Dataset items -

───

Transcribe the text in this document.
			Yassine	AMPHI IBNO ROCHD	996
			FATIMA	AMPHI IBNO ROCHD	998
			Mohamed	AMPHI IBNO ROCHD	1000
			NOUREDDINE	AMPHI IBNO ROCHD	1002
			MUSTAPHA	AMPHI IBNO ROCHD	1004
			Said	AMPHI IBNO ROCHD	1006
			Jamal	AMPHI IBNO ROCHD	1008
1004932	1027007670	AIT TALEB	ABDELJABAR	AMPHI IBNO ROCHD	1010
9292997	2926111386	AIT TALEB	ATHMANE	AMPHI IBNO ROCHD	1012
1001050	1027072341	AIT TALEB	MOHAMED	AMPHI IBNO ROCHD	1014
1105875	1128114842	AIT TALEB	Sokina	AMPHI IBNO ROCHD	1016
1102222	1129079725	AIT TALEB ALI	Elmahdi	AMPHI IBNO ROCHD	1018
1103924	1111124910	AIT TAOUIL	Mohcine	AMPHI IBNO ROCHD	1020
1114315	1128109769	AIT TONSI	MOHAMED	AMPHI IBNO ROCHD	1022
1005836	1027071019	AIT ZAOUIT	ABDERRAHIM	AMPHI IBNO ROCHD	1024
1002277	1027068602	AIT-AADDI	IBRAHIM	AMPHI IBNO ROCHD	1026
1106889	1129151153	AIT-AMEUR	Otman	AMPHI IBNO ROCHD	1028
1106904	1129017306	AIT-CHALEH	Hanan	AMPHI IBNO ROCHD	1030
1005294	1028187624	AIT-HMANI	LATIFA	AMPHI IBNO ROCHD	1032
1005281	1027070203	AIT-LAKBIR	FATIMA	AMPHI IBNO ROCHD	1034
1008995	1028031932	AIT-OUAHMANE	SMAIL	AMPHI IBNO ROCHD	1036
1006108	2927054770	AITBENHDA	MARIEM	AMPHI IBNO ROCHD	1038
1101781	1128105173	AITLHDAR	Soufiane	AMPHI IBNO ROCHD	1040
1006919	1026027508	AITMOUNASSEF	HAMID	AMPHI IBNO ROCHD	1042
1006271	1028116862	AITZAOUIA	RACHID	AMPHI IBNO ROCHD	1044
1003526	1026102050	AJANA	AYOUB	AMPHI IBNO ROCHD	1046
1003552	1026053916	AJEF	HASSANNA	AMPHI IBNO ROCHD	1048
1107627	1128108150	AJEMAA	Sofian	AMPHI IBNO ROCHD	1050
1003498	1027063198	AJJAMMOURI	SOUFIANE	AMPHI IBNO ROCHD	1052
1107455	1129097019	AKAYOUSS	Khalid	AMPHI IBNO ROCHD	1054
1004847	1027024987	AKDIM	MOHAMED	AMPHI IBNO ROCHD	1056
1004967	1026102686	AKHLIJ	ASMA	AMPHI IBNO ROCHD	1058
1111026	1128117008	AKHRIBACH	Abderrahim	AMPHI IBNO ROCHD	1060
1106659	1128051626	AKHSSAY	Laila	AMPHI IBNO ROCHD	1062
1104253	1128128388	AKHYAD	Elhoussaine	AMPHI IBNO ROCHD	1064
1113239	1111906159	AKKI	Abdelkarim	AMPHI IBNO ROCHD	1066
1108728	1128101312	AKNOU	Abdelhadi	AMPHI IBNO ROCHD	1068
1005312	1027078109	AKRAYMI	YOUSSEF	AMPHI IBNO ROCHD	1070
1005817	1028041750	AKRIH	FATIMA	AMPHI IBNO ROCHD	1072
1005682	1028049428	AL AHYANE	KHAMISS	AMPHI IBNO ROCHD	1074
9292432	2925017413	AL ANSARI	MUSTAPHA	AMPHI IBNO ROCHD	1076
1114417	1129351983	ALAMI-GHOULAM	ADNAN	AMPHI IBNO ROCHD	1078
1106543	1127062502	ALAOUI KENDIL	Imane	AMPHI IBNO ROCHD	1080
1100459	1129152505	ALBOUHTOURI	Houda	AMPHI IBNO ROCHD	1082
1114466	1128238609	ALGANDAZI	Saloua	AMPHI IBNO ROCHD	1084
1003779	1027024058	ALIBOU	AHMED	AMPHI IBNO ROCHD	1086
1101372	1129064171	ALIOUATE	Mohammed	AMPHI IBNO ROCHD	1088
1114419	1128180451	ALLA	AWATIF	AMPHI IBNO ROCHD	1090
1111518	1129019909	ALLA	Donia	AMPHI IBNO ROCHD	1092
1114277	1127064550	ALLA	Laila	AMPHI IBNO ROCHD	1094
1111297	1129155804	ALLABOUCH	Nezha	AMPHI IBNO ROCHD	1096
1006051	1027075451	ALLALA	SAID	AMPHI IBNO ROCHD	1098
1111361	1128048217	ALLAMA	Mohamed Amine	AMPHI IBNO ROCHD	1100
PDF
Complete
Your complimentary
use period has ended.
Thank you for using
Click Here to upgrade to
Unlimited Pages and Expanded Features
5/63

───

Work to complete -
Write out the material exactly as given.

Solution to this task -
Transcribe the text in this document.
			Yassine	AMPHI IBNO ROCHD	996
			FATIMA	AMPHI IBNO ROCHD	998
			Mohamed	AMPHI IBNO ROCHD	1000
			NOUREDDINE	AMPHI IBNO ROCHD	1002
			MUSTAPHA	AMPHI IBNO ROCHD	1004
			Said	AMPHI IBNO ROCHD	1006
			Jamal	AMPHI IBNO ROCHD	1008
1004932	1027007670	AIT TALEB	ABDELJABAR	AMPHI IBNO ROCHD	1010
9292997	2926111386	AIT TALEB	ATHMANE	AMPHI IBNO ROCHD	1012
1001050	1027072341	AIT TALEB	MOHAMED	AMPHI IBNO ROCHD	1014
1105875	1128114842	AIT TALEB	Sokina	AMPHI IBNO ROCHD	1016
1102222	1129079725	AIT TALEB ALI	Elmahdi	AMPHI IBNO ROCHD	1018
1103924	1111124910	AIT TAOUIL	Mohcine	AMPHI IBNO ROCHD	1020
1114315	1128109769	AIT TONSI	MOHAMED	AMPHI IBNO ROCHD	1022
1005836	1027071019	AIT ZAOUIT	ABDERRAHIM	AMPHI IBNO ROCHD	1024
1002277	1027068602	AIT-AADDI	IBRAHIM	AMPHI IBNO ROCHD	1026
1106889	1129151153	AIT-AMEUR	Otman	AMPHI IBNO ROCHD	1028
1106904	1129017306	AIT-CHALEH	Hanan	AMPHI IBNO ROCHD	1030
1005294	1028187624	AIT-HMANI	LATIFA	AMPHI IBNO ROCHD	1032
1005281	1027070203	AIT-LAKBIR	FATIMA	AMPHI IBNO ROCHD	1034
1008995	1028031932	AIT-OUAHMANE	SMAIL	AMPHI IBNO ROCHD	1036
1006108	2927054770	AITBENHDA	MARIEM	AMPHI IBNO ROCHD	1038
1101781	1128105173	AITLHDAR	Soufiane	AMPHI IBNO ROCHD	1040
1006919	1026027508	AITMOUNASSEF	HAMID	AMPHI IBNO ROCHD	1042
1006271	1028116862	AITZAOUIA	RACHID	AMPHI IBNO ROCHD	1044
1003526	1026102050	AJANA	AYOUB	AMPHI IBNO ROCHD	1046
1003552	1026053916	AJEF	HASSANNA	AMPHI IBNO ROCHD	1048
1107627	1128108150	AJEMAA	Sofian	AMPHI IBNO ROCHD	1050
1003498	1027063198	AJJAMMOURI	SOUFIANE	AMPHI IBNO ROCHD	1052
1107455	1129097019	AKAYOUSS	Khalid	AMPHI IBNO ROCHD	1054
1004847	1027024987	AKDIM	MOHAMED	AMPHI IBNO ROCHD	1056
1004967	1026102686	AKHLIJ	ASMA	AMPHI IBNO ROCHD	1058
1111026	1128117008	AKHRIBACH	Abderrahim	AMPHI IBNO ROCHD	1060
1106659	1128051626	AKHSSAY	Laila	AMPHI IBNO ROCHD	1062
1104253	1128128388	AKHYAD	Elhoussaine	AMPHI IBNO ROCHD	1064
1113239	1111906159	AKKI	Abdelkarim	AMPHI IBNO ROCHD	1066
1108728	1128101312	AKNOU	Abdelhadi	AMPHI IBNO ROCHD	1068
1005312	1027078109	AKRAYMI	YOUSSEF	AMPHI IBNO ROCHD	1070
1005817	1028041750	AKRIH	FATIMA	AMPHI IBNO ROCHD	1072
1005682	1028049428	AL AHYANE	KHAMISS	AMPHI IBNO ROCHD	1074
9292432	2925017413	AL ANSARI	MUSTAPHA	AMPHI IBNO ROCHD	1076
1114417	1129351983	ALAMI-GHOULAM	ADNAN	AMPHI IBNO ROCHD	1078
1106543	1127062502	ALAOUI KENDIL	Imane	AMPHI IBNO ROCHD	1080
1100459	1129152505	ALBOUHTOURI	Houda	AMPHI IBNO ROCHD	1082
1114466	1128238609	ALGANDAZI	Saloua	AMPHI IBNO ROCHD	1084
1003779	1027024058	ALIBOU	AHMED	AMPHI IBNO ROCHD	1086
1101372	1129064171	ALIOUATE	Mohammed	AMPHI IBNO ROCHD	1088
1114419	1128180451	ALLA	AWATIF	AMPHI IBNO ROCHD	1090
1111518	1129019909	ALLA	Donia	AMPHI IBNO ROCHD	1092
1114277	1127064550	ALLA	Laila	AMPHI IBNO ROCHD	1094
1111297	1129155804	ALLABOUCH	Nezha	AMPHI IBNO ROCHD	1096
1006051	1027075451	ALLALA	SAID	AMPHI IBNO ROCHD	1098
1111361	1128048217	ALLAMA	Mohamed Amine	AMPHI IBNO ROCHD	1100
PDF
Complete
Your complimentary
use period has ended.
Thank you for using
Click Here to upgrade to
Unlimited Pages and Expanded Features
5/63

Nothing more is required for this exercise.